------ DATA SUPPLIED ------

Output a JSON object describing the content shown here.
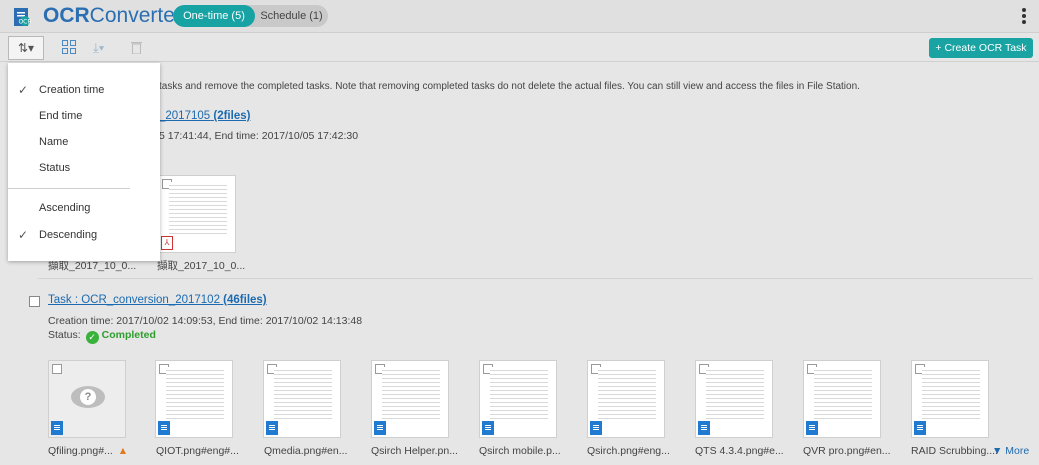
{
  "header": {
    "title_bold": "OCR",
    "title_regular": "Converter",
    "tabs": [
      {
        "label": "One-time (5)",
        "active": true
      },
      {
        "label": "Schedule (1)",
        "active": false
      }
    ]
  },
  "toolbar": {
    "sort_label": "⇅▾",
    "create_label": "+ Create OCR Task"
  },
  "notice": "tasks and remove the completed tasks. Note that removing completed tasks do not delete the actual files. You can still view and access the files in File Station.",
  "sort_menu": {
    "items": [
      {
        "label": "Creation time",
        "checked": true
      },
      {
        "label": "End time",
        "checked": false
      },
      {
        "label": "Name",
        "checked": false
      },
      {
        "label": "Status",
        "checked": false
      }
    ],
    "order": [
      {
        "label": "Ascending",
        "checked": false
      },
      {
        "label": "Descending",
        "checked": true
      }
    ]
  },
  "task1": {
    "title_visible": "_2017105",
    "count": "(2files)",
    "times_visible": "5 17:41:44, End time: 2017/10/05 17:42:30",
    "files": [
      "擷取_2017_10_0...",
      "擷取_2017_10_0..."
    ]
  },
  "task2": {
    "title": "Task : OCR_conversion_2017102",
    "count": "(46files)",
    "times": "Creation time: 2017/10/02 14:09:53, End time: 2017/10/02 14:13:48",
    "status_label": "Status:",
    "status": "Completed",
    "files": [
      "Qfiling.png#...",
      "QIOT.png#eng#...",
      "Qmedia.png#en...",
      "Qsirch Helper.pn...",
      "Qsirch mobile.p...",
      "Qsirch.png#eng...",
      "QTS 4.3.4.png#e...",
      "QVR pro.png#en...",
      "RAID Scrubbing...."
    ],
    "more": "▼ More"
  }
}
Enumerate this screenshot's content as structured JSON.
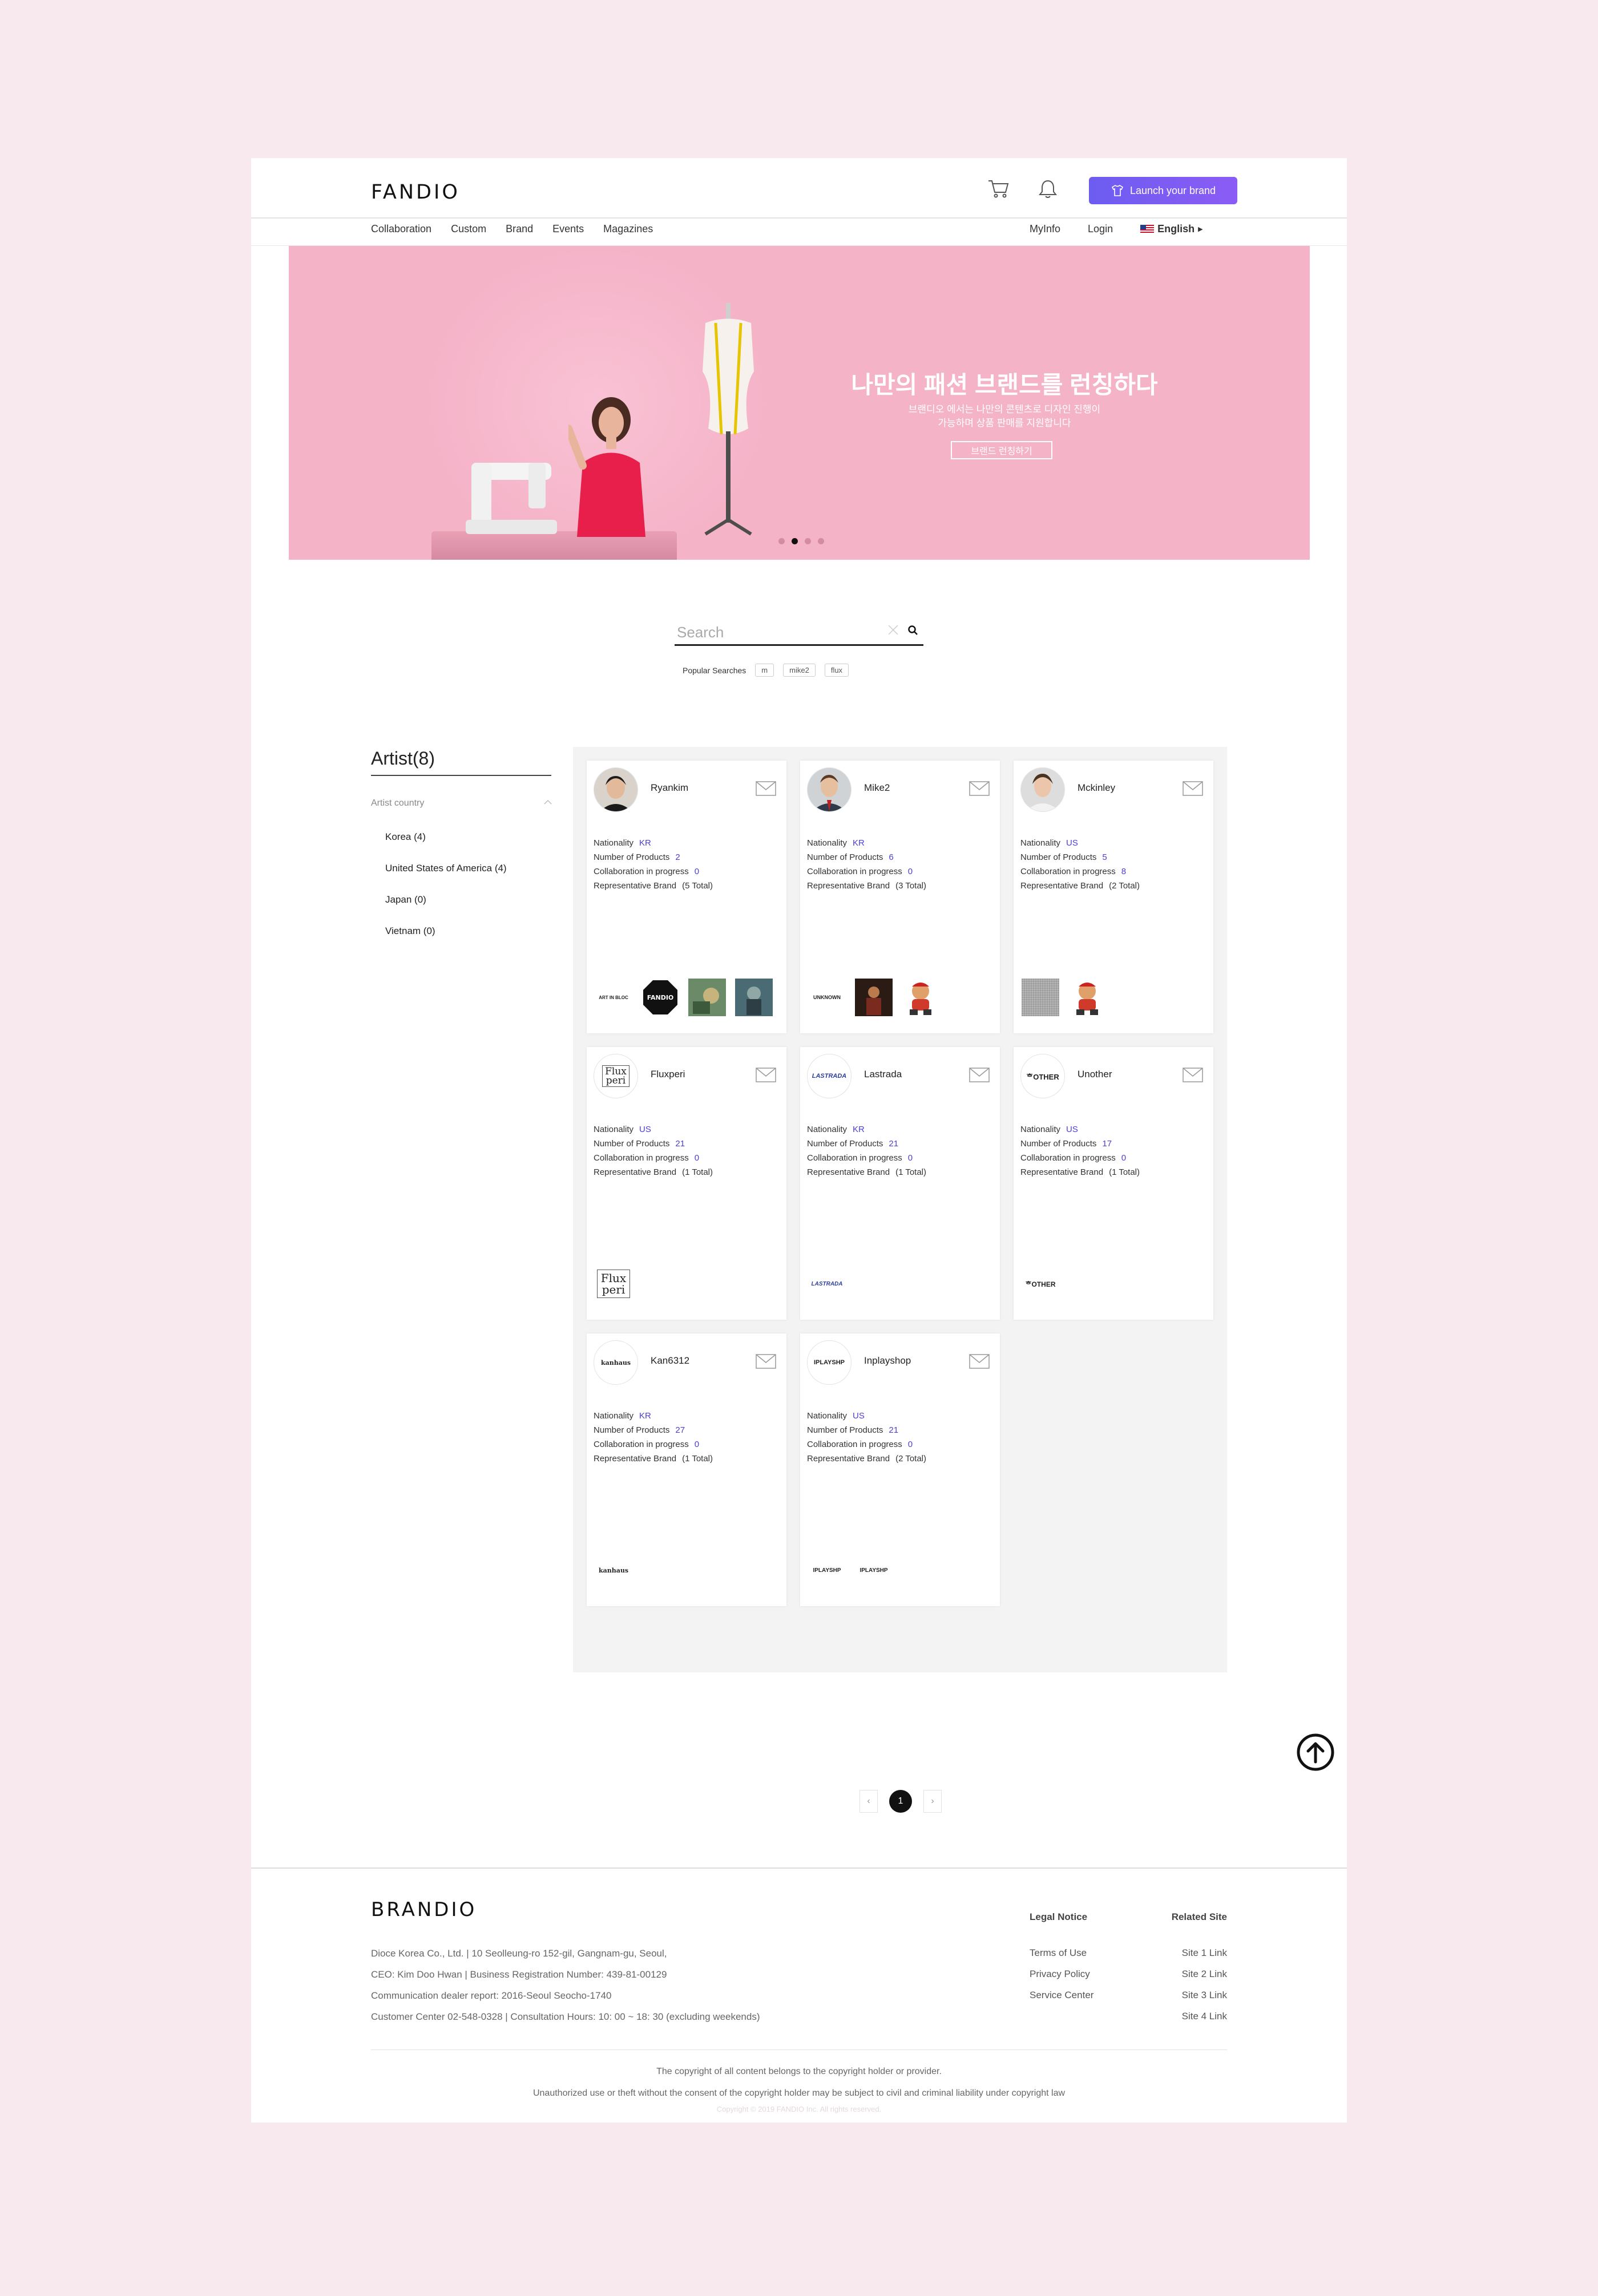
{
  "header": {
    "logo": "FANDIO",
    "launch_label": "Launch your brand",
    "nav": [
      "Collaboration",
      "Custom",
      "Brand",
      "Events",
      "Magazines"
    ],
    "myinfo": "MyInfo",
    "login": "Login",
    "language": "English"
  },
  "hero": {
    "title": "나만의 패션 브랜드를 런칭하다",
    "subtitle": "브랜디오 에서는 나만의 콘텐츠로 디자인 진행이\n가능하며 상품 판매를 지원합니다",
    "button": "브랜드 런칭하기",
    "slides": 4,
    "active_slide": 2
  },
  "search": {
    "placeholder": "Search",
    "popular_label": "Popular Searches",
    "popular": [
      "m",
      "mike2",
      "flux"
    ]
  },
  "sidebar": {
    "title": "Artist(8)",
    "filter_label": "Artist country",
    "countries": [
      "Korea (4)",
      "United States of America (4)",
      "Japan (0)",
      "Vietnam (0)"
    ]
  },
  "labels": {
    "nationality": "Nationality",
    "products": "Number of Products",
    "collab": "Collaboration in progress",
    "brand": "Representative Brand"
  },
  "artists": [
    {
      "name": "Ryankim",
      "nationality": "KR",
      "products": "2",
      "collab": "0",
      "brands_total": "(5 Total)"
    },
    {
      "name": "Mike2",
      "nationality": "KR",
      "products": "6",
      "collab": "0",
      "brands_total": "(3 Total)"
    },
    {
      "name": "Mckinley",
      "nationality": "US",
      "products": "5",
      "collab": "8",
      "brands_total": "(2 Total)"
    },
    {
      "name": "Fluxperi",
      "nationality": "US",
      "products": "21",
      "collab": "0",
      "brands_total": "(1 Total)"
    },
    {
      "name": "Lastrada",
      "nationality": "KR",
      "products": "21",
      "collab": "0",
      "brands_total": "(1 Total)"
    },
    {
      "name": "Unother",
      "nationality": "US",
      "products": "17",
      "collab": "0",
      "brands_total": "(1 Total)"
    },
    {
      "name": "Kan6312",
      "nationality": "KR",
      "products": "27",
      "collab": "0",
      "brands_total": "(1 Total)"
    },
    {
      "name": "Inplayshop",
      "nationality": "US",
      "products": "21",
      "collab": "0",
      "brands_total": "(2 Total)"
    }
  ],
  "brand_marks": {
    "artinblok": "ART IN BLOC",
    "fandio": "FANDIO",
    "unknown": "UNKNOWN",
    "flux": "Flux\nperi",
    "lastrada": "LASTRADA",
    "unother": "ᄒOTHER",
    "kan": "kanhaus",
    "inplay": "IPLAYSHP"
  },
  "pagination": {
    "current": "1",
    "prev": "‹",
    "next": "›"
  },
  "footer": {
    "logo": "BRANDIO",
    "info": [
      "Dioce Korea Co., Ltd. | 10 Seolleung-ro 152-gil, Gangnam-gu, Seoul,",
      "CEO: Kim Doo Hwan | Business Registration Number: 439-81-00129",
      "Communication dealer report: 2016-Seoul Seocho-1740",
      "Customer Center 02-548-0328 | Consultation Hours: 10: 00 ~ 18: 30 (excluding weekends)"
    ],
    "legal_head": "Legal Notice",
    "legal": [
      "Terms of Use",
      "Privacy Policy",
      "Service Center"
    ],
    "related_head": "Related Site",
    "related": [
      "Site 1 Link",
      "Site 2 Link",
      "Site 3 Link",
      "Site 4 Link"
    ],
    "copy1": "The copyright of all content belongs to the copyright holder or provider.",
    "copy2": "Unauthorized use or theft without the consent of the copyright holder may be subject to civil and criminal liability under copyright law",
    "copy3": "Copyright © 2019 FANDIO Inc. All rights reserved."
  },
  "colors": {
    "accent": "#6d5cf0",
    "hero_bg": "#f5b3c8",
    "page_bg": "#f7e9ee",
    "value": "#4b3fd6"
  }
}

------

■ YOUR TASK ■
Your job is to transcribe the entries above exactly; skip the pictures.

■ EXERCISE OUTPUT ■
Output a JSON object describing the content shown here.
{
  "header": {
    "title_bold": "OCR",
    "title_regular": "Converter",
    "tabs": [
      {
        "label": "One-time (5)",
        "active": true
      },
      {
        "label": "Schedule (1)",
        "active": false
      }
    ]
  },
  "toolbar": {
    "sort_label": "⇅▾",
    "create_label": "+ Create OCR Task"
  },
  "notice": "tasks and remove the completed tasks. Note that removing completed tasks do not delete the actual files. You can still view and access the files in File Station.",
  "sort_menu": {
    "items": [
      {
        "label": "Creation time",
        "checked": true
      },
      {
        "label": "End time",
        "checked": false
      },
      {
        "label": "Name",
        "checked": false
      },
      {
        "label": "Status",
        "checked": false
      }
    ],
    "order": [
      {
        "label": "Ascending",
        "checked": false
      },
      {
        "label": "Descending",
        "checked": true
      }
    ]
  },
  "task1": {
    "title_visible": "_2017105",
    "count": "(2files)",
    "times_visible": "5 17:41:44, End time: 2017/10/05 17:42:30",
    "files": [
      "擷取_2017_10_0...",
      "擷取_2017_10_0..."
    ]
  },
  "task2": {
    "title": "Task : OCR_conversion_2017102",
    "count": "(46files)",
    "times": "Creation time: 2017/10/02 14:09:53, End time: 2017/10/02 14:13:48",
    "status_label": "Status:",
    "status": "Completed",
    "files": [
      "Qfiling.png#...",
      "QIOT.png#eng#...",
      "Qmedia.png#en...",
      "Qsirch Helper.pn...",
      "Qsirch mobile.p...",
      "Qsirch.png#eng...",
      "QTS 4.3.4.png#e...",
      "QVR pro.png#en...",
      "RAID Scrubbing...."
    ],
    "more": "▼ More"
  }
}
Enumerate this screenshot's content as structured JSON.
{
  "header": {
    "logo": "FANDIO",
    "launch_label": "Launch your brand",
    "nav": [
      "Collaboration",
      "Custom",
      "Brand",
      "Events",
      "Magazines"
    ],
    "myinfo": "MyInfo",
    "login": "Login",
    "language": "English"
  },
  "hero": {
    "title": "나만의 패션 브랜드를 런칭하다",
    "subtitle": "브랜디오 에서는 나만의 콘텐츠로 디자인 진행이\n가능하며 상품 판매를 지원합니다",
    "button": "브랜드 런칭하기",
    "slides": 4,
    "active_slide": 2
  },
  "search": {
    "placeholder": "Search",
    "popular_label": "Popular Searches",
    "popular": [
      "m",
      "mike2",
      "flux"
    ]
  },
  "sidebar": {
    "title": "Artist(8)",
    "filter_label": "Artist country",
    "countries": [
      "Korea (4)",
      "United States of America (4)",
      "Japan (0)",
      "Vietnam (0)"
    ]
  },
  "labels": {
    "nationality": "Nationality",
    "products": "Number of Products",
    "collab": "Collaboration in progress",
    "brand": "Representative Brand"
  },
  "artists": [
    {
      "name": "Ryankim",
      "nationality": "KR",
      "products": "2",
      "collab": "0",
      "brands_total": "(5 Total)"
    },
    {
      "name": "Mike2",
      "nationality": "KR",
      "products": "6",
      "collab": "0",
      "brands_total": "(3 Total)"
    },
    {
      "name": "Mckinley",
      "nationality": "US",
      "products": "5",
      "collab": "8",
      "brands_total": "(2 Total)"
    },
    {
      "name": "Fluxperi",
      "nationality": "US",
      "products": "21",
      "collab": "0",
      "brands_total": "(1 Total)"
    },
    {
      "name": "Lastrada",
      "nationality": "KR",
      "products": "21",
      "collab": "0",
      "brands_total": "(1 Total)"
    },
    {
      "name": "Unother",
      "nationality": "US",
      "products": "17",
      "collab": "0",
      "brands_total": "(1 Total)"
    },
    {
      "name": "Kan6312",
      "nationality": "KR",
      "products": "27",
      "collab": "0",
      "brands_total": "(1 Total)"
    },
    {
      "name": "Inplayshop",
      "nationality": "US",
      "products": "21",
      "collab": "0",
      "brands_total": "(2 Total)"
    }
  ],
  "brand_marks": {
    "artinblok": "ART IN BLOC",
    "fandio": "FANDIO",
    "unknown": "UNKNOWN",
    "flux": "Flux\nperi",
    "lastrada": "LASTRADA",
    "unother": "ᄒOTHER",
    "kan": "kanhaus",
    "inplay": "IPLAYSHP"
  },
  "pagination": {
    "current": "1",
    "prev": "‹",
    "next": "›"
  },
  "footer": {
    "logo": "BRANDIO",
    "info": [
      "Dioce Korea Co., Ltd. | 10 Seolleung-ro 152-gil, Gangnam-gu, Seoul,",
      "CEO: Kim Doo Hwan | Business Registration Number: 439-81-00129",
      "Communication dealer report: 2016-Seoul Seocho-1740",
      "Customer Center 02-548-0328 | Consultation Hours: 10: 00 ~ 18: 30 (excluding weekends)"
    ],
    "legal_head": "Legal Notice",
    "legal": [
      "Terms of Use",
      "Privacy Policy",
      "Service Center"
    ],
    "related_head": "Related Site",
    "related": [
      "Site 1 Link",
      "Site 2 Link",
      "Site 3 Link",
      "Site 4 Link"
    ],
    "copy1": "The copyright of all content belongs to the copyright holder or provider.",
    "copy2": "Unauthorized use or theft without the consent of the copyright holder may be subject to civil and criminal liability under copyright law",
    "copy3": "Copyright © 2019 FANDIO Inc. All rights reserved."
  },
  "colors": {
    "accent": "#6d5cf0",
    "hero_bg": "#f5b3c8",
    "page_bg": "#f7e9ee",
    "value": "#4b3fd6"
  }
}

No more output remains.